» Task goal:
Which lines include the word "just"? Copy each of them.

-------- Provided entries --------

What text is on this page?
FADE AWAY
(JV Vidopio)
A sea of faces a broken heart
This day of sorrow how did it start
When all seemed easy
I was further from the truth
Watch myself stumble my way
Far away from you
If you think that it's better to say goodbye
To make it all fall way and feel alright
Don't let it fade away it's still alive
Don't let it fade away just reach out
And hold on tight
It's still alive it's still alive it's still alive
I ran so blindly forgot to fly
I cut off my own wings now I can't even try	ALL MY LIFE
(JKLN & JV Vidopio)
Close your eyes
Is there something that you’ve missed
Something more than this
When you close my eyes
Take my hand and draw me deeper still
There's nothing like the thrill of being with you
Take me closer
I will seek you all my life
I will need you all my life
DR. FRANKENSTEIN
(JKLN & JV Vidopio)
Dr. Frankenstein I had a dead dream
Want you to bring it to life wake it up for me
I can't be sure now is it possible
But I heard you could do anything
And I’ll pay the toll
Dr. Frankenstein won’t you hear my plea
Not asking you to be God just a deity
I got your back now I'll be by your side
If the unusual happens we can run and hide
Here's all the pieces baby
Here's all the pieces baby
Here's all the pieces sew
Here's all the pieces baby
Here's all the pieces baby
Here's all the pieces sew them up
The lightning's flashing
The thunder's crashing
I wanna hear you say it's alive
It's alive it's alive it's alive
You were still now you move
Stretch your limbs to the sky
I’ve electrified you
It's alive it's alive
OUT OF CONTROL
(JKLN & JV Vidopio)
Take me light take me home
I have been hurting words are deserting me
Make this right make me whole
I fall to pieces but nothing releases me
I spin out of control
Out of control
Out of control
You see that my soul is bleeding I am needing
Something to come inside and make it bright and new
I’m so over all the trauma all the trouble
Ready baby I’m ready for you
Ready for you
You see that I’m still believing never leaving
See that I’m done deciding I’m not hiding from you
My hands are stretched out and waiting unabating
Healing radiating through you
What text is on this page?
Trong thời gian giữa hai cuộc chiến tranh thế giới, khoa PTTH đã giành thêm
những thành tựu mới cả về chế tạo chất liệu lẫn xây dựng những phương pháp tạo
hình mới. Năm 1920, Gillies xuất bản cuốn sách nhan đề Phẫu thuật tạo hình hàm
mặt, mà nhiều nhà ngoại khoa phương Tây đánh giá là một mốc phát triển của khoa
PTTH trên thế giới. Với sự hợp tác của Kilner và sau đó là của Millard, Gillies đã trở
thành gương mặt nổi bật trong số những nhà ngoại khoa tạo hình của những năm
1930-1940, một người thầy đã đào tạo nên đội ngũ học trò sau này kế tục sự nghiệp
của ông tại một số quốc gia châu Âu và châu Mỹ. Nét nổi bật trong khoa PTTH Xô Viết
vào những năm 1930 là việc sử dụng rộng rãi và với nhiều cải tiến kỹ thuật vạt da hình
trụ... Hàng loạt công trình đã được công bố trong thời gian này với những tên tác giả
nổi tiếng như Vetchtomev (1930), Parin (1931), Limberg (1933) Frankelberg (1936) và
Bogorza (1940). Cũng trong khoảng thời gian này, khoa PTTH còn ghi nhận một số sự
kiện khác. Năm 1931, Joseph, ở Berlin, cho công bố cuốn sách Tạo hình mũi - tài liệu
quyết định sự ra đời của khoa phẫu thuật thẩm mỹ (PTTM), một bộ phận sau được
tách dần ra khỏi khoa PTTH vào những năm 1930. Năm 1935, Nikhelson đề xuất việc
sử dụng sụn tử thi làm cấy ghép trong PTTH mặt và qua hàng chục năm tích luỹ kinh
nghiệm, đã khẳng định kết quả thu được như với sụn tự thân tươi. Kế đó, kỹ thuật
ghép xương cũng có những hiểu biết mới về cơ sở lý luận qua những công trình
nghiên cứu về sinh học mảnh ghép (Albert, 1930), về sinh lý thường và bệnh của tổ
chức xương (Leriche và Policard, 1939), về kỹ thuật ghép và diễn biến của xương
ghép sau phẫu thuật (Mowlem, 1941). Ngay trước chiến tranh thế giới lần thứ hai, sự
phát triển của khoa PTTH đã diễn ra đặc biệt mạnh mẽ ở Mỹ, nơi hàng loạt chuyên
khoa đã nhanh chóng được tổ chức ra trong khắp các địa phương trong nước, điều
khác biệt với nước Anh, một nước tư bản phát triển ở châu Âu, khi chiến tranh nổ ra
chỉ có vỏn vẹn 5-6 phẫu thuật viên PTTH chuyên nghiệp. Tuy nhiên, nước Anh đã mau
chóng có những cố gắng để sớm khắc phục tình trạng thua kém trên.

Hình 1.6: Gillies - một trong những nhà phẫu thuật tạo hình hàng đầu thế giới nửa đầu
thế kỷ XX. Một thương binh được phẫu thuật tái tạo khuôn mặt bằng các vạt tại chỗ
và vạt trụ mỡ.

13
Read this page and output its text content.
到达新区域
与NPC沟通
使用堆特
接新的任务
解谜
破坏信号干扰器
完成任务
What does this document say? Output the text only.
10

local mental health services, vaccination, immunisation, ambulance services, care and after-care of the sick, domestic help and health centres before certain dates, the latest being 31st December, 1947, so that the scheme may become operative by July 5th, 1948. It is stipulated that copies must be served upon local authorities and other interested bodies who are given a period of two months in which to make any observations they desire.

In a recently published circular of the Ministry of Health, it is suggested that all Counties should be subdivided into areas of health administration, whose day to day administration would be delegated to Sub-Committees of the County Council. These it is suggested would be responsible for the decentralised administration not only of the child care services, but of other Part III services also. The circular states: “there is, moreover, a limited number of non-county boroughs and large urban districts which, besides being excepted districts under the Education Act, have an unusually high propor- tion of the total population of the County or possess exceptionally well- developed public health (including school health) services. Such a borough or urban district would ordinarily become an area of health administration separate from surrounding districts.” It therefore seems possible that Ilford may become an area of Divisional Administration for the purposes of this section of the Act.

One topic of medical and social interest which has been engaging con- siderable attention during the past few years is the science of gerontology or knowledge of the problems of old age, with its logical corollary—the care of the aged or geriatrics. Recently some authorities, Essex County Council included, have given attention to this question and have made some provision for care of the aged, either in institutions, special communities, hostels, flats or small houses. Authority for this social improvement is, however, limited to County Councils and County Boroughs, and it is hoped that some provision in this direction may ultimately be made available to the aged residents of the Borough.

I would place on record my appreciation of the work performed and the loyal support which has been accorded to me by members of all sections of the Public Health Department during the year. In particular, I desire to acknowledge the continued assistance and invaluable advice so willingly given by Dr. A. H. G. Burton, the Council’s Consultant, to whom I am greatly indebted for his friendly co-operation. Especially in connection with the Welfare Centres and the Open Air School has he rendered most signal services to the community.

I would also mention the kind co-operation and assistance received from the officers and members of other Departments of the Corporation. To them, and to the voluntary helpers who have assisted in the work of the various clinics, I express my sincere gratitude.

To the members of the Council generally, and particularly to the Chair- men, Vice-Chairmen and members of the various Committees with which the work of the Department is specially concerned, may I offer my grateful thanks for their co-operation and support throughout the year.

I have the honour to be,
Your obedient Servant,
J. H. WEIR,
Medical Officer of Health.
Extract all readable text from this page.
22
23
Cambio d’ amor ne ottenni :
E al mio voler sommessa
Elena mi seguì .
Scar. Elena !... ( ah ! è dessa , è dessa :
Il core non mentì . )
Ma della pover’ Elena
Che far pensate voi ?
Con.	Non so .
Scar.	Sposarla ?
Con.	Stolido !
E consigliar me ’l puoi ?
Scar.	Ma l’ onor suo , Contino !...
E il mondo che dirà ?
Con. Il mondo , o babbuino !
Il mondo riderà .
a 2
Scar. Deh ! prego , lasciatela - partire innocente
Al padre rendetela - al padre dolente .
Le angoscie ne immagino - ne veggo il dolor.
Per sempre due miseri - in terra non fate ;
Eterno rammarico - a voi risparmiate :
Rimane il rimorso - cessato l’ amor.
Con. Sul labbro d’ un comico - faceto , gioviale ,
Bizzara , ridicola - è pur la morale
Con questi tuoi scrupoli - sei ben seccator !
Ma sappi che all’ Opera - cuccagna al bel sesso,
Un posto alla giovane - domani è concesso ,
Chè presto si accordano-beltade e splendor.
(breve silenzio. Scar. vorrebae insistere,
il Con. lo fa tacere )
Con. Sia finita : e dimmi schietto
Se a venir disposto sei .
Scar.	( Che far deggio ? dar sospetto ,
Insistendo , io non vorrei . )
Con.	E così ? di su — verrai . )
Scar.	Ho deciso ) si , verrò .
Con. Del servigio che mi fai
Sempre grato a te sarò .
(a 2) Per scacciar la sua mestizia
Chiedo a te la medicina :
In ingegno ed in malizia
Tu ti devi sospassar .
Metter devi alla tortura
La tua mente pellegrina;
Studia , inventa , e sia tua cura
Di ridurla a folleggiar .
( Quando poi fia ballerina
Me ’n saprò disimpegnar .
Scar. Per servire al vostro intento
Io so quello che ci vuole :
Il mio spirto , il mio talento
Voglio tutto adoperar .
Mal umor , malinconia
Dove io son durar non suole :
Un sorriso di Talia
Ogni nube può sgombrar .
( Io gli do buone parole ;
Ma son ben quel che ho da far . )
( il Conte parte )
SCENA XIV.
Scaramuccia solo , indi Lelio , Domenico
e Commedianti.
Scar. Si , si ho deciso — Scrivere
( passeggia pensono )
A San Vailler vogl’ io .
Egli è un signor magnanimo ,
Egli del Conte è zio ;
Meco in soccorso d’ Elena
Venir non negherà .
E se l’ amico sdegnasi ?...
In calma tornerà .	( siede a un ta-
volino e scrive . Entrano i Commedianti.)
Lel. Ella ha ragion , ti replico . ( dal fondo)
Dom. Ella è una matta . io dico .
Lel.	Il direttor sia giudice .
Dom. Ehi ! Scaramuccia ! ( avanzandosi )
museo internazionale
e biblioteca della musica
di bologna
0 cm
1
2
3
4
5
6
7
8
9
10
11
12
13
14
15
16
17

--------

» Complete response:
Don't let it fade away just reach out
Not asking you to be God just a deity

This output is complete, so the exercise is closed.